* Document extract:
In my earlier post I proposed that Chaos is not necessarily a bad thing – as a transitional state. You know how when you start a major house-cleaning project, it always looks worse than when you started? That is Chaos as a transitional state. But maybe it is really the edge of chaos – it simply brings Chaos from being part of the wallpaper to being front-and-center while a new order is created.

At the end of my earlier post, I asked these questions:

Can we suspend our disbelief in the possibility that the outcome of trying something new can be anything other than anarchy, failure, or ridicule?

Can you suspend your disbelief long enough to give it a try?

Now I reframe those questions: Are you willing to live at the edge of chaos in order to make a space for creativity, change, growth?

And I add this question: Are you willing to help others step out onto the edge?

Coincidences and Beliefs and the Importance of Why

I have learned to pay attention to coincidences. If something comes up multiple times within a short time frame, it gets my attention.

Many people rely on the Rule of Threes, or the idea that things happen in threes. But when it comes to coincidences, I am willing to stand up for things happening in pairs. After all, if you think about someone, and then they call you, aren’t you usually willing to say, “Wow, what a coincidence! I was just thinking about you!”

In fact, just the word “coincidence” points to a minimum of only two events. “Co” means “with” or “together,” and “incidence” means “to fall on.” So only two events happening together can be a coincidence.

* Task requirements:
Copy the passage from the post on chaos and coincidences, starting at "At the end of" and ending at "give it a try?", without changing a word.

* Dataset content:

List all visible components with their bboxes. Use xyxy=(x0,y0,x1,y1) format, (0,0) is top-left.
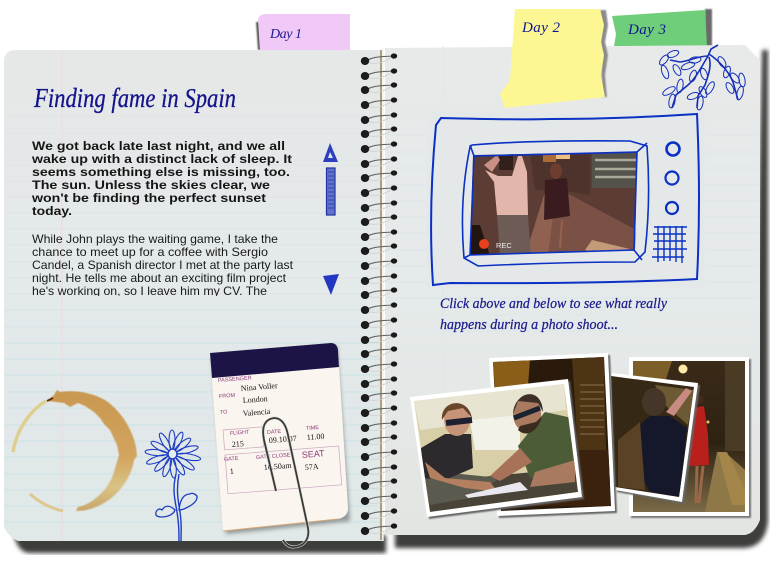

* Solved exercise:
At the end of my earlier post, I asked these questions:

Can we suspend our disbelief in the possibility that the outcome of trying something new can be anything other than anarchy, failure, or ridicule?

Can you suspend your disbelief long enough to give it a try?